Records for the task —
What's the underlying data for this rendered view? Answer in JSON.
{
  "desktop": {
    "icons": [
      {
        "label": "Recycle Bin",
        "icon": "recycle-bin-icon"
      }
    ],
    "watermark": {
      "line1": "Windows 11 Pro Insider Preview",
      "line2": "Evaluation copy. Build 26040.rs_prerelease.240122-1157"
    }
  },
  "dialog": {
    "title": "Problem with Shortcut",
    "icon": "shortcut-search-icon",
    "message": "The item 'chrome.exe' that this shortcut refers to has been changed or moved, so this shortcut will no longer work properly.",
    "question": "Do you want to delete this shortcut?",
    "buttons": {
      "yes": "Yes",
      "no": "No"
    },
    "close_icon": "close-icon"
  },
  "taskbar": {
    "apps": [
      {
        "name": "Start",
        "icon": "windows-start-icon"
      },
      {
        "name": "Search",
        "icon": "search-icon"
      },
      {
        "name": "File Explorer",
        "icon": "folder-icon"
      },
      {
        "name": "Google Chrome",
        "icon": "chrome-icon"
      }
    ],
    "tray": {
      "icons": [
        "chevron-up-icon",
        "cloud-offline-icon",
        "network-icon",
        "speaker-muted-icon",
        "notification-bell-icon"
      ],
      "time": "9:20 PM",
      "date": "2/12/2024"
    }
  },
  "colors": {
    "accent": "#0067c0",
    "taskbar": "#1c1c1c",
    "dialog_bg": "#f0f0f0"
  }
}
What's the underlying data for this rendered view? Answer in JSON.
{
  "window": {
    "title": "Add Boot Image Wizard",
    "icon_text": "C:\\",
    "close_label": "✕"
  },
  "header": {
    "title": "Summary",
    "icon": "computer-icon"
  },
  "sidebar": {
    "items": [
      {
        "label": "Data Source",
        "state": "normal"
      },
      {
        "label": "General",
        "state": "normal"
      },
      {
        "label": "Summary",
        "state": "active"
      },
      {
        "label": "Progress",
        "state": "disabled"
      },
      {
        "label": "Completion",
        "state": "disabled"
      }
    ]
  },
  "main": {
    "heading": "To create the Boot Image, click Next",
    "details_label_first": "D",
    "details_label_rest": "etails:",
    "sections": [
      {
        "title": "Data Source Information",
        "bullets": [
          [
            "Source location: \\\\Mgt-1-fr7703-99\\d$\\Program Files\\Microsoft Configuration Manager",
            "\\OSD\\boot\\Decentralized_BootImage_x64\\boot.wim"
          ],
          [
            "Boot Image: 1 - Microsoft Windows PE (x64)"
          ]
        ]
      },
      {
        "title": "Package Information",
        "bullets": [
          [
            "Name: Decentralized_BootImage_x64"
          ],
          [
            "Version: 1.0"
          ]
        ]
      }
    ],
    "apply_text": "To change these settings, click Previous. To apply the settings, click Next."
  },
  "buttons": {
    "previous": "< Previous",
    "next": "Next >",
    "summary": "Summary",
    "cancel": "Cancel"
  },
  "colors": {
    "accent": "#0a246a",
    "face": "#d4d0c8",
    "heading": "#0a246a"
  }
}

Stated goal — The records above must be output exactly, in full.

Right answer —
What's the underlying data for this rendered view? Answer in JSON.
{
  "desktop": {
    "icons": [
      {
        "label": "Recycle Bin",
        "icon": "recycle-bin-icon"
      }
    ],
    "watermark": {
      "line1": "Windows 11 Pro Insider Preview",
      "line2": "Evaluation copy. Build 26040.rs_prerelease.240122-1157"
    }
  },
  "dialog": {
    "title": "Problem with Shortcut",
    "icon": "shortcut-search-icon",
    "message": "The item 'chrome.exe' that this shortcut refers to has been changed or moved, so this shortcut will no longer work properly.",
    "question": "Do you want to delete this shortcut?",
    "buttons": {
      "yes": "Yes",
      "no": "No"
    },
    "close_icon": "close-icon"
  },
  "taskbar": {
    "apps": [
      {
        "name": "Start",
        "icon": "windows-start-icon"
      },
      {
        "name": "Search",
        "icon": "search-icon"
      },
      {
        "name": "File Explorer",
        "icon": "folder-icon"
      },
      {
        "name": "Google Chrome",
        "icon": "chrome-icon"
      }
    ],
    "tray": {
      "icons": [
        "chevron-up-icon",
        "cloud-offline-icon",
        "network-icon",
        "speaker-muted-icon",
        "notification-bell-icon"
      ],
      "time": "9:20 PM",
      "date": "2/12/2024"
    }
  },
  "colors": {
    "accent": "#0067c0",
    "taskbar": "#1c1c1c",
    "dialog_bg": "#f0f0f0"
  }
}
What's the underlying data for this rendered view? Answer in JSON.
{
  "window": {
    "title": "Add Boot Image Wizard",
    "icon_text": "C:\\",
    "close_label": "✕"
  },
  "header": {
    "title": "Summary",
    "icon": "computer-icon"
  },
  "sidebar": {
    "items": [
      {
        "label": "Data Source",
        "state": "normal"
      },
      {
        "label": "General",
        "state": "normal"
      },
      {
        "label": "Summary",
        "state": "active"
      },
      {
        "label": "Progress",
        "state": "disabled"
      },
      {
        "label": "Completion",
        "state": "disabled"
      }
    ]
  },
  "main": {
    "heading": "To create the Boot Image, click Next",
    "details_label_first": "D",
    "details_label_rest": "etails:",
    "sections": [
      {
        "title": "Data Source Information",
        "bullets": [
          [
            "Source location: \\\\Mgt-1-fr7703-99\\d$\\Program Files\\Microsoft Configuration Manager",
            "\\OSD\\boot\\Decentralized_BootImage_x64\\boot.wim"
          ],
          [
            "Boot Image: 1 - Microsoft Windows PE (x64)"
          ]
        ]
      },
      {
        "title": "Package Information",
        "bullets": [
          [
            "Name: Decentralized_BootImage_x64"
          ],
          [
            "Version: 1.0"
          ]
        ]
      }
    ],
    "apply_text": "To change these settings, click Previous. To apply the settings, click Next."
  },
  "buttons": {
    "previous": "< Previous",
    "next": "Next >",
    "summary": "Summary",
    "cancel": "Cancel"
  },
  "colors": {
    "accent": "#0a246a",
    "face": "#d4d0c8",
    "heading": "#0a246a"
  }
}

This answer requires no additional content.